┌──

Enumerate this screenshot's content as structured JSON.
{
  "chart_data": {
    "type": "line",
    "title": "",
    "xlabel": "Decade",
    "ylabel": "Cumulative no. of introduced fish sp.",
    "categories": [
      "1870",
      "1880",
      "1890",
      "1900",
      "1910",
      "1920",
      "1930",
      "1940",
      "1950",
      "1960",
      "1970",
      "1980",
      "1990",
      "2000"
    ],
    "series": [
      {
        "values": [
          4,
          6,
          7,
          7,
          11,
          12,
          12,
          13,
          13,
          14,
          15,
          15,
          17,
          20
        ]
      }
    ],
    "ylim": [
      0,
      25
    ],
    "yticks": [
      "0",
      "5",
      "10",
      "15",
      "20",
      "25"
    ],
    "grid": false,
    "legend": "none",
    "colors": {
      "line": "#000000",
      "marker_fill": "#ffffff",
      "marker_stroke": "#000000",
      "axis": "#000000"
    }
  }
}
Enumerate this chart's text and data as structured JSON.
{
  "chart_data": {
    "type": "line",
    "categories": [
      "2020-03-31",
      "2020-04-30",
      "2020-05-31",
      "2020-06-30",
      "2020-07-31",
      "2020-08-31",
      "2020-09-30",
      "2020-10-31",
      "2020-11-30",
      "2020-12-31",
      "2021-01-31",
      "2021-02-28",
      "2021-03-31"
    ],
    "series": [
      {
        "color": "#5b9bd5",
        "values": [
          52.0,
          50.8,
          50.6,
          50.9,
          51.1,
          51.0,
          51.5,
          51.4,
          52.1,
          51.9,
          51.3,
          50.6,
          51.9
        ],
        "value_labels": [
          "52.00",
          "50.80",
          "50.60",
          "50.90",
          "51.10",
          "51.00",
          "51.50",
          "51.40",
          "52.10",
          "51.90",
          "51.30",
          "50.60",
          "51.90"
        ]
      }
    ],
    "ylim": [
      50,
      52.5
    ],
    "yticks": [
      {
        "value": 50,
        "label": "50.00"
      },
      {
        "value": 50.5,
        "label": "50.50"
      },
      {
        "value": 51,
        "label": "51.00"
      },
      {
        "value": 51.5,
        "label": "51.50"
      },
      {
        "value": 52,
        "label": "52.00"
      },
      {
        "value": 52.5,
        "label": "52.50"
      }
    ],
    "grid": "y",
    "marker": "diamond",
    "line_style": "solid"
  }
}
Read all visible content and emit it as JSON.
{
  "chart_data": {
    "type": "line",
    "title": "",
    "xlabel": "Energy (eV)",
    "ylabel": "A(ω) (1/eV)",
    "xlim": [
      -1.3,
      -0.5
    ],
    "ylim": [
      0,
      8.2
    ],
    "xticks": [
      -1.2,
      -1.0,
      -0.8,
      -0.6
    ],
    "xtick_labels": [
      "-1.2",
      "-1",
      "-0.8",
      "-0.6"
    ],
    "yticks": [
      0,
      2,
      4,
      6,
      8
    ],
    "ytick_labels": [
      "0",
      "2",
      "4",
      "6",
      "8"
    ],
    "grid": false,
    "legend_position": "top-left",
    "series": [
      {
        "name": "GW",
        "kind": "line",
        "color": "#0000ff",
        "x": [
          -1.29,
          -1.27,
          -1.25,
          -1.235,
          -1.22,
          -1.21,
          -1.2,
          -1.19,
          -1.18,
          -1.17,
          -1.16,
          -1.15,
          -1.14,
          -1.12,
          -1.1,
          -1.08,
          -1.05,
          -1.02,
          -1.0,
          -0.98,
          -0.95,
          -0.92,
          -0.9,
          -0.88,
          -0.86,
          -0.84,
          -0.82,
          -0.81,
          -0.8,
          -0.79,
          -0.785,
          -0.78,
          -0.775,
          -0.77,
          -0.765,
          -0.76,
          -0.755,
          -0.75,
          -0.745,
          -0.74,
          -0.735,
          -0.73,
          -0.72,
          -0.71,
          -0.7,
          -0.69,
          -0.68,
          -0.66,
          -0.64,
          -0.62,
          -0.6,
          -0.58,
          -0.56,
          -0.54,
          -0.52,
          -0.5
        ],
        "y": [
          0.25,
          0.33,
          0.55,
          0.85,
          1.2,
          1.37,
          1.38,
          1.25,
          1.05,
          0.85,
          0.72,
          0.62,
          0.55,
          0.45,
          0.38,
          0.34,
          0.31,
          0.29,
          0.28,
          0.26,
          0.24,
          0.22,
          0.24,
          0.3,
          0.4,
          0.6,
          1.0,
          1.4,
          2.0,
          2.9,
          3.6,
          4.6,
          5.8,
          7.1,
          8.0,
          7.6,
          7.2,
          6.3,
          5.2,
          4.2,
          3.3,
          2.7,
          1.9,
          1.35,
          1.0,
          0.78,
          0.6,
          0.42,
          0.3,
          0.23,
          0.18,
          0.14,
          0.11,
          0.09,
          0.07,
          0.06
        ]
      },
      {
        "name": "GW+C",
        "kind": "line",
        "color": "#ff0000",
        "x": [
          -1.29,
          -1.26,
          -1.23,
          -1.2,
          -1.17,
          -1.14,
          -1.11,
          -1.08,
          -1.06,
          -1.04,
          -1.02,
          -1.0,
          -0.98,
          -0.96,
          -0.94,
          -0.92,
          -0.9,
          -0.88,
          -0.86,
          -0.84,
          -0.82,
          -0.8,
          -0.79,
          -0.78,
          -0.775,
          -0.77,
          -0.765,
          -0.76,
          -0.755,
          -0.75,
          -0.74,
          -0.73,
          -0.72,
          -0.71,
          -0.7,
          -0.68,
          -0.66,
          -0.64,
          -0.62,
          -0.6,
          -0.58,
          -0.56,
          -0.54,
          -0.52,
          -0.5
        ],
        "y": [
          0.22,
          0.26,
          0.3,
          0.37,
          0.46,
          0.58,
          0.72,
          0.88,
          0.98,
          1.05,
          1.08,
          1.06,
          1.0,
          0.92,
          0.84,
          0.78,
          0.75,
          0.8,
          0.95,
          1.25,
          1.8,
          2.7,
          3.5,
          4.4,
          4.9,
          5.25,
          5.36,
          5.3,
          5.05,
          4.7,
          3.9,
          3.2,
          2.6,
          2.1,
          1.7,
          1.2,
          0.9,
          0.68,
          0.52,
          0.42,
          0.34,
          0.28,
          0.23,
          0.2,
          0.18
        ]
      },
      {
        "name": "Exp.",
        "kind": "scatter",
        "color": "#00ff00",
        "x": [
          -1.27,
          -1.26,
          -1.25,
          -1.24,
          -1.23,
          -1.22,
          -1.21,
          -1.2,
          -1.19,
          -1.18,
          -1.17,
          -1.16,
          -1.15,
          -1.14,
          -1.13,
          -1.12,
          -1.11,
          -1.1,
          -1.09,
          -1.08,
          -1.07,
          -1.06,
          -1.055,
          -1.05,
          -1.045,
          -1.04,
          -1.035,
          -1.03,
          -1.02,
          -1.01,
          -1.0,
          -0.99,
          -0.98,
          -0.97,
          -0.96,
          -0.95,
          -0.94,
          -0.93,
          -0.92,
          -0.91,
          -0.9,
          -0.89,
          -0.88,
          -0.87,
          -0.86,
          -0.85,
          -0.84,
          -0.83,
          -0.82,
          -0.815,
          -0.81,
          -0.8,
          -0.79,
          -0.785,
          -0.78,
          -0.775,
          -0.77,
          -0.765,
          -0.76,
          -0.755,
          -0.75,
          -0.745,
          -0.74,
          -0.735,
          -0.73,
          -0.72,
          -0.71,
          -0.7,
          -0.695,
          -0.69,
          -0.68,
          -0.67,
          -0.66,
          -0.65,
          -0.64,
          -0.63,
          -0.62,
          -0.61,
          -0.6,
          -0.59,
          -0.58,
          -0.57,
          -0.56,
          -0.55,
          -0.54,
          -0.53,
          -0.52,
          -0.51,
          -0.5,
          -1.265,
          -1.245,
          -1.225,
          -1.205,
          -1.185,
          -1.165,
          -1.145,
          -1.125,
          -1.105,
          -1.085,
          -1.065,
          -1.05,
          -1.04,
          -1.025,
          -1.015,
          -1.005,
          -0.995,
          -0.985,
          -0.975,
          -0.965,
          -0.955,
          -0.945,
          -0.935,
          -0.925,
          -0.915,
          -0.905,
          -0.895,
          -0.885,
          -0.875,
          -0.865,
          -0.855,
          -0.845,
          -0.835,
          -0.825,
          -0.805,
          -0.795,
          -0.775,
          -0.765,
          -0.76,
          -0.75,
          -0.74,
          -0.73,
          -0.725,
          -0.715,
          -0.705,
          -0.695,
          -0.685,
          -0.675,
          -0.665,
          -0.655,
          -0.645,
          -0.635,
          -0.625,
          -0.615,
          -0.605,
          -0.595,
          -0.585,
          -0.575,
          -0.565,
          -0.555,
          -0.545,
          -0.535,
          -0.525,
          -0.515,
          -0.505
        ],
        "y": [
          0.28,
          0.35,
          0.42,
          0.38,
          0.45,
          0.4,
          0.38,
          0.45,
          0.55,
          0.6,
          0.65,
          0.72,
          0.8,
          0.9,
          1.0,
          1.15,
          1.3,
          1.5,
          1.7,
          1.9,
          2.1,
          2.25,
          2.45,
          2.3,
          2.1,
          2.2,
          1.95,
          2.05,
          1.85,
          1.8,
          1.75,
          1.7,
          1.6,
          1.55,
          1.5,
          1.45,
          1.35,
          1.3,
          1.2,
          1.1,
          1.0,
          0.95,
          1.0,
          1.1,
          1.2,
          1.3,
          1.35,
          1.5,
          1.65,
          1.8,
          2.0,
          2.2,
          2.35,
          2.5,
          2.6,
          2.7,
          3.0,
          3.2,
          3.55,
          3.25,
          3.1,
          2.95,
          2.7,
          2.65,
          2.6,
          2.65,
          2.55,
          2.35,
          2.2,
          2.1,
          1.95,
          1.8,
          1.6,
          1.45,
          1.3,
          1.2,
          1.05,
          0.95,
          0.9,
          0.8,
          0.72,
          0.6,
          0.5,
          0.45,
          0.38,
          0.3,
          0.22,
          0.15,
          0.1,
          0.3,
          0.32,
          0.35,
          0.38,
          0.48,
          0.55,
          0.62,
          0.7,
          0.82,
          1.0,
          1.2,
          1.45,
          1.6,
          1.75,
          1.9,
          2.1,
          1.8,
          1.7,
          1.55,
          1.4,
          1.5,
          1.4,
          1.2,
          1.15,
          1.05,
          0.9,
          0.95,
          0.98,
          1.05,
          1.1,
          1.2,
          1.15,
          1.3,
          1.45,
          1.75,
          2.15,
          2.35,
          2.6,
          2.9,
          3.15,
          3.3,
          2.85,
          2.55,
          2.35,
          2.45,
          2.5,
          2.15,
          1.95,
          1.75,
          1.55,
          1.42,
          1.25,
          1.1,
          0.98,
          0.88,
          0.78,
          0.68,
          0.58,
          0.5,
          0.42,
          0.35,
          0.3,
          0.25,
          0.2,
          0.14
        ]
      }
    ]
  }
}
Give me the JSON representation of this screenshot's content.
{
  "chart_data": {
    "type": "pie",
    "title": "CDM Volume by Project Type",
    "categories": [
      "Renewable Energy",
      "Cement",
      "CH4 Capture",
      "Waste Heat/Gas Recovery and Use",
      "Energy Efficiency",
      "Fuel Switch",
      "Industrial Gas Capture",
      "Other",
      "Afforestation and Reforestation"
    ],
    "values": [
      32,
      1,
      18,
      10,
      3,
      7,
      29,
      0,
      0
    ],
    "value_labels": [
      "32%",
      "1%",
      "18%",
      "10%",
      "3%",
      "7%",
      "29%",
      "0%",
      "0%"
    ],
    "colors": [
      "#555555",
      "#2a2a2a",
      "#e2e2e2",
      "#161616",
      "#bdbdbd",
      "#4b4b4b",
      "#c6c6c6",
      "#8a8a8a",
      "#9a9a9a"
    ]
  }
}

└──

→ WORK TO BE COMPLETED
Go through the records and gather the lines that hold "screenshot".

→ EXERCISE ANSWER
Enumerate this screenshot's content as structured JSON.
Give me the JSON representation of this screenshot's content.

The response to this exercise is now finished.